------ Data rows ------

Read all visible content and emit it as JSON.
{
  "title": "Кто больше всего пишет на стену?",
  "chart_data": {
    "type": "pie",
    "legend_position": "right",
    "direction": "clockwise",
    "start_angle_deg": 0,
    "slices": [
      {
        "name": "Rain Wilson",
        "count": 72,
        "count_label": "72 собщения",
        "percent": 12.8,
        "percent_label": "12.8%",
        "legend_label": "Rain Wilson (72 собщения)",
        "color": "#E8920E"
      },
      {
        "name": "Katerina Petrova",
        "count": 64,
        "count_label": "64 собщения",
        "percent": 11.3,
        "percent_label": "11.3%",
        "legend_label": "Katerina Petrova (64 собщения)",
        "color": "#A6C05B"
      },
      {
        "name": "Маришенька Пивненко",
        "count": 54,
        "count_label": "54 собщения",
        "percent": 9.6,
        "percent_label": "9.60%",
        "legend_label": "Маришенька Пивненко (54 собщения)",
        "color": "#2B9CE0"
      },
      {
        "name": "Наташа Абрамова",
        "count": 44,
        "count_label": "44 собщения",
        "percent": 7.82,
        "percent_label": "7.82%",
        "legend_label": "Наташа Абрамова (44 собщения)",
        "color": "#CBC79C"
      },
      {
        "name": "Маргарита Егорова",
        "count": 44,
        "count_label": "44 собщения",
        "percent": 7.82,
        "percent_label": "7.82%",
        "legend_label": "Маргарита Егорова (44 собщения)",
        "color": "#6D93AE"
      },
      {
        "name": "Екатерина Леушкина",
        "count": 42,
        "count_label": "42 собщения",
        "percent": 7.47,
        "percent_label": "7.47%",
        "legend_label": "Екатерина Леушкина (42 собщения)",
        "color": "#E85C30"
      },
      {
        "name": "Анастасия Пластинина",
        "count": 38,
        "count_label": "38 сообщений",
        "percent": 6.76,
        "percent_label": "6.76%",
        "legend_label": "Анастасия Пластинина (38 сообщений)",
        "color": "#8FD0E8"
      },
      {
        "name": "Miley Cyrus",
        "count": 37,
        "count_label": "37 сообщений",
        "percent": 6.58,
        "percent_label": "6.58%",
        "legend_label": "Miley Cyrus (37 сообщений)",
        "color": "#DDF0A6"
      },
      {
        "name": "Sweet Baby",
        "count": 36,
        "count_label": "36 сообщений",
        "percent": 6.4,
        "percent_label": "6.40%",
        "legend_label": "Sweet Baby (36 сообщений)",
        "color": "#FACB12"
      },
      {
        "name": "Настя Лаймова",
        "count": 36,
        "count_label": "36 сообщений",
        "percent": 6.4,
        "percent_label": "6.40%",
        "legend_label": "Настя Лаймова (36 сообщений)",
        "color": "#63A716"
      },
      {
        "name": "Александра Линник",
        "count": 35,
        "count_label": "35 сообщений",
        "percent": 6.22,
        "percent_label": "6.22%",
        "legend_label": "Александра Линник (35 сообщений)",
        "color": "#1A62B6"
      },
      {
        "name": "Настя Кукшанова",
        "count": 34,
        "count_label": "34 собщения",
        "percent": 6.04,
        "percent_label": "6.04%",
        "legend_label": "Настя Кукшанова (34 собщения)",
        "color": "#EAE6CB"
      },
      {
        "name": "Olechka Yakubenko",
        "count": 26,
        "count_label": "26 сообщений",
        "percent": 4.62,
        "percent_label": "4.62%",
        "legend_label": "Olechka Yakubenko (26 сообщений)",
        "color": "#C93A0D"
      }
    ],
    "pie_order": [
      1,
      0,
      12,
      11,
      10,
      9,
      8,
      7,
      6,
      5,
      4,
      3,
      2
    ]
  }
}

------

● **Problem to work on**
All of the records must be repeated exactly.

● **Response for this exercise**
Read all visible content and emit it as JSON.
{
  "title": "Кто больше всего пишет на стену?",
  "chart_data": {
    "type": "pie",
    "legend_position": "right",
    "direction": "clockwise",
    "start_angle_deg": 0,
    "slices": [
      {
        "name": "Rain Wilson",
        "count": 72,
        "count_label": "72 собщения",
        "percent": 12.8,
        "percent_label": "12.8%",
        "legend_label": "Rain Wilson (72 собщения)",
        "color": "#E8920E"
      },
      {
        "name": "Katerina Petrova",
        "count": 64,
        "count_label": "64 собщения",
        "percent": 11.3,
        "percent_label": "11.3%",
        "legend_label": "Katerina Petrova (64 собщения)",
        "color": "#A6C05B"
      },
      {
        "name": "Маришенька Пивненко",
        "count": 54,
        "count_label": "54 собщения",
        "percent": 9.6,
        "percent_label": "9.60%",
        "legend_label": "Маришенька Пивненко (54 собщения)",
        "color": "#2B9CE0"
      },
      {
        "name": "Наташа Абрамова",
        "count": 44,
        "count_label": "44 собщения",
        "percent": 7.82,
        "percent_label": "7.82%",
        "legend_label": "Наташа Абрамова (44 собщения)",
        "color": "#CBC79C"
      },
      {
        "name": "Маргарита Егорова",
        "count": 44,
        "count_label": "44 собщения",
        "percent": 7.82,
        "percent_label": "7.82%",
        "legend_label": "Маргарита Егорова (44 собщения)",
        "color": "#6D93AE"
      },
      {
        "name": "Екатерина Леушкина",
        "count": 42,
        "count_label": "42 собщения",
        "percent": 7.47,
        "percent_label": "7.47%",
        "legend_label": "Екатерина Леушкина (42 собщения)",
        "color": "#E85C30"
      },
      {
        "name": "Анастасия Пластинина",
        "count": 38,
        "count_label": "38 сообщений",
        "percent": 6.76,
        "percent_label": "6.76%",
        "legend_label": "Анастасия Пластинина (38 сообщений)",
        "color": "#8FD0E8"
      },
      {
        "name": "Miley Cyrus",
        "count": 37,
        "count_label": "37 сообщений",
        "percent": 6.58,
        "percent_label": "6.58%",
        "legend_label": "Miley Cyrus (37 сообщений)",
        "color": "#DDF0A6"
      },
      {
        "name": "Sweet Baby",
        "count": 36,
        "count_label": "36 сообщений",
        "percent": 6.4,
        "percent_label": "6.40%",
        "legend_label": "Sweet Baby (36 сообщений)",
        "color": "#FACB12"
      },
      {
        "name": "Настя Лаймова",
        "count": 36,
        "count_label": "36 сообщений",
        "percent": 6.4,
        "percent_label": "6.40%",
        "legend_label": "Настя Лаймова (36 сообщений)",
        "color": "#63A716"
      },
      {
        "name": "Александра Линник",
        "count": 35,
        "count_label": "35 сообщений",
        "percent": 6.22,
        "percent_label": "6.22%",
        "legend_label": "Александра Линник (35 сообщений)",
        "color": "#1A62B6"
      },
      {
        "name": "Настя Кукшанова",
        "count": 34,
        "count_label": "34 собщения",
        "percent": 6.04,
        "percent_label": "6.04%",
        "legend_label": "Настя Кукшанова (34 собщения)",
        "color": "#EAE6CB"
      },
      {
        "name": "Olechka Yakubenko",
        "count": 26,
        "count_label": "26 сообщений",
        "percent": 4.62,
        "percent_label": "4.62%",
        "legend_label": "Olechka Yakubenko (26 сообщений)",
        "color": "#C93A0D"
      }
    ],
    "pie_order": [
      1,
      0,
      12,
      11,
      10,
      9,
      8,
      7,
      6,
      5,
      4,
      3,
      2
    ]
  }
}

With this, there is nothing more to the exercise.